> WHAT YOU HAVE TO DO
Copy the records below exactly, leaving out any pictures.

Excerpt from a dataset
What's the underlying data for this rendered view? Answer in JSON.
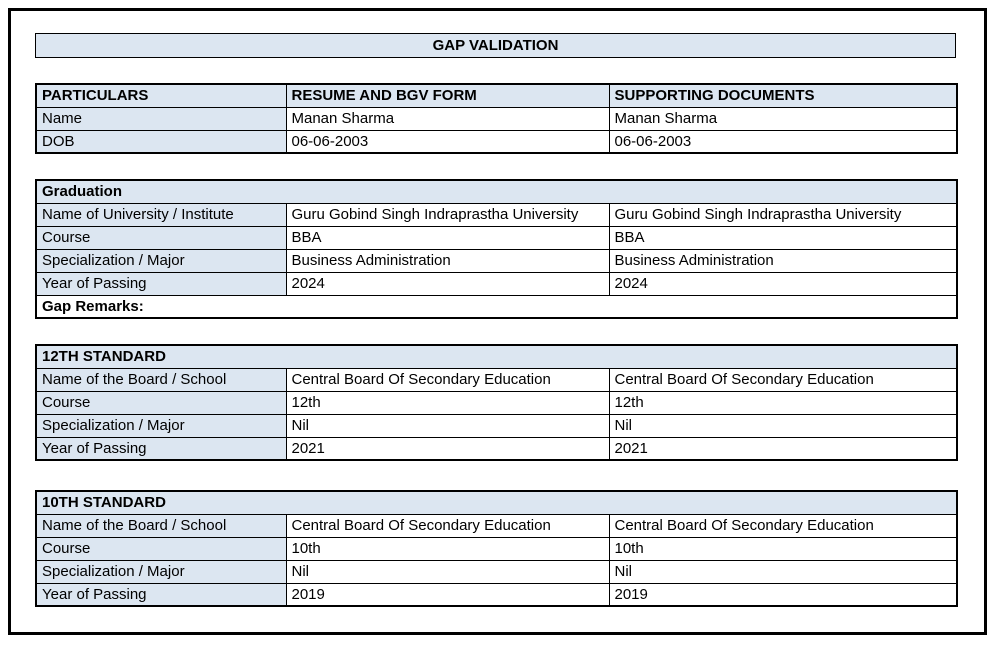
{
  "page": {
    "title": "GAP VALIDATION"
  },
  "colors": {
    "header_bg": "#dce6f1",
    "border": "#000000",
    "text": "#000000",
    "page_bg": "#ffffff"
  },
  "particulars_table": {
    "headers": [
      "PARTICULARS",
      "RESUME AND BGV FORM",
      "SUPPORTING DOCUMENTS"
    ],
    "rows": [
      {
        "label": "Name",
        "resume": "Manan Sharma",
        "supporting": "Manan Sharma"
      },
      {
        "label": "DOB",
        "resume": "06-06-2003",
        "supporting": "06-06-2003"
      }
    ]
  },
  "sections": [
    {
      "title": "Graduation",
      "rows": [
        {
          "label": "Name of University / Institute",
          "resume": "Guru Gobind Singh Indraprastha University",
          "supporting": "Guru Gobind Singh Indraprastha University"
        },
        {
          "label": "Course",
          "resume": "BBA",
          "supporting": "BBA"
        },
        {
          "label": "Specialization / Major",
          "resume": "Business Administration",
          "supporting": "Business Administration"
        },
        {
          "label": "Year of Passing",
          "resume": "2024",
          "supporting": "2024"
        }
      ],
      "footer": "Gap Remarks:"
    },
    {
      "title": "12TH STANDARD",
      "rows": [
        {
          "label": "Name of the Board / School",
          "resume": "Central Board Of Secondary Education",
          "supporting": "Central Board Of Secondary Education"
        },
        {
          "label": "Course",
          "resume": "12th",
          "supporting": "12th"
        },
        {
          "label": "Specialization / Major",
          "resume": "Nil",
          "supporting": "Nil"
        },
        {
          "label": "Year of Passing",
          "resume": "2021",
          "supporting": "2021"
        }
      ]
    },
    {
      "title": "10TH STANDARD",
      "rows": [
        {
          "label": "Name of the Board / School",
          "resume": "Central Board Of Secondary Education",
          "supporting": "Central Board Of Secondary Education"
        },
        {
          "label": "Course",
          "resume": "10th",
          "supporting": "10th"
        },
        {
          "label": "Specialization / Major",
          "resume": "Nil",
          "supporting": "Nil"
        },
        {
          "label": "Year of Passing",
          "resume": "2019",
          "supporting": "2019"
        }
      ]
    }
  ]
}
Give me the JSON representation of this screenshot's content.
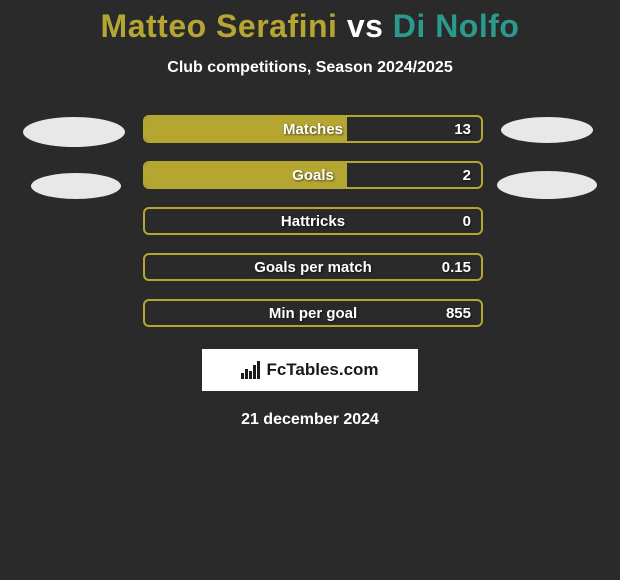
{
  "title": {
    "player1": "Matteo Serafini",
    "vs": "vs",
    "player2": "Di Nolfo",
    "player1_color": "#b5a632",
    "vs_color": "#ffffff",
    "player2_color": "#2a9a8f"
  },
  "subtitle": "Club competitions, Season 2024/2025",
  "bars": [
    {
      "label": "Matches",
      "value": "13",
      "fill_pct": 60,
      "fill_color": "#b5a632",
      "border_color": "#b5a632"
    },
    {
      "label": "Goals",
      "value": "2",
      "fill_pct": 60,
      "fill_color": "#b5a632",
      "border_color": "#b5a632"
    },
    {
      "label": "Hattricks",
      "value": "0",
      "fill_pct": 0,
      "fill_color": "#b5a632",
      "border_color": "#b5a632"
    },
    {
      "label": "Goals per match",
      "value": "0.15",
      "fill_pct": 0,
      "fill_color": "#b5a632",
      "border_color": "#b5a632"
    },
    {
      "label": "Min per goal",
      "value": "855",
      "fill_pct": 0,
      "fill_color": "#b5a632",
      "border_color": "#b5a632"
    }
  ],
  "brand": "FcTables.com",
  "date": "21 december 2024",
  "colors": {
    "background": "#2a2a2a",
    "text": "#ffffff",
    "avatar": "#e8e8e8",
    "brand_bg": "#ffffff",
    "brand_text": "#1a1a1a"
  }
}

> RESULT
What's the underlying data for this rendered view? Answer in JSON.
{
  "page": {
    "title": "GAP VALIDATION"
  },
  "colors": {
    "header_bg": "#dce6f1",
    "border": "#000000",
    "text": "#000000",
    "page_bg": "#ffffff"
  },
  "particulars_table": {
    "headers": [
      "PARTICULARS",
      "RESUME AND BGV FORM",
      "SUPPORTING DOCUMENTS"
    ],
    "rows": [
      {
        "label": "Name",
        "resume": "Manan Sharma",
        "supporting": "Manan Sharma"
      },
      {
        "label": "DOB",
        "resume": "06-06-2003",
        "supporting": "06-06-2003"
      }
    ]
  },
  "sections": [
    {
      "title": "Graduation",
      "rows": [
        {
          "label": "Name of University / Institute",
          "resume": "Guru Gobind Singh Indraprastha University",
          "supporting": "Guru Gobind Singh Indraprastha University"
        },
        {
          "label": "Course",
          "resume": "BBA",
          "supporting": "BBA"
        },
        {
          "label": "Specialization / Major",
          "resume": "Business Administration",
          "supporting": "Business Administration"
        },
        {
          "label": "Year of Passing",
          "resume": "2024",
          "supporting": "2024"
        }
      ],
      "footer": "Gap Remarks:"
    },
    {
      "title": "12TH STANDARD",
      "rows": [
        {
          "label": "Name of the Board / School",
          "resume": "Central Board Of Secondary Education",
          "supporting": "Central Board Of Secondary Education"
        },
        {
          "label": "Course",
          "resume": "12th",
          "supporting": "12th"
        },
        {
          "label": "Specialization / Major",
          "resume": "Nil",
          "supporting": "Nil"
        },
        {
          "label": "Year of Passing",
          "resume": "2021",
          "supporting": "2021"
        }
      ]
    },
    {
      "title": "10TH STANDARD",
      "rows": [
        {
          "label": "Name of the Board / School",
          "resume": "Central Board Of Secondary Education",
          "supporting": "Central Board Of Secondary Education"
        },
        {
          "label": "Course",
          "resume": "10th",
          "supporting": "10th"
        },
        {
          "label": "Specialization / Major",
          "resume": "Nil",
          "supporting": "Nil"
        },
        {
          "label": "Year of Passing",
          "resume": "2019",
          "supporting": "2019"
        }
      ]
    }
  ]
}
Give me the JSON representation of this screenshot's content.
{
  "title": {
    "player1": "Matteo Serafini",
    "vs": "vs",
    "player2": "Di Nolfo",
    "player1_color": "#b5a632",
    "vs_color": "#ffffff",
    "player2_color": "#2a9a8f"
  },
  "subtitle": "Club competitions, Season 2024/2025",
  "bars": [
    {
      "label": "Matches",
      "value": "13",
      "fill_pct": 60,
      "fill_color": "#b5a632",
      "border_color": "#b5a632"
    },
    {
      "label": "Goals",
      "value": "2",
      "fill_pct": 60,
      "fill_color": "#b5a632",
      "border_color": "#b5a632"
    },
    {
      "label": "Hattricks",
      "value": "0",
      "fill_pct": 0,
      "fill_color": "#b5a632",
      "border_color": "#b5a632"
    },
    {
      "label": "Goals per match",
      "value": "0.15",
      "fill_pct": 0,
      "fill_color": "#b5a632",
      "border_color": "#b5a632"
    },
    {
      "label": "Min per goal",
      "value": "855",
      "fill_pct": 0,
      "fill_color": "#b5a632",
      "border_color": "#b5a632"
    }
  ],
  "brand": "FcTables.com",
  "date": "21 december 2024",
  "colors": {
    "background": "#2a2a2a",
    "text": "#ffffff",
    "avatar": "#e8e8e8",
    "brand_bg": "#ffffff",
    "brand_text": "#1a1a1a"
  }
}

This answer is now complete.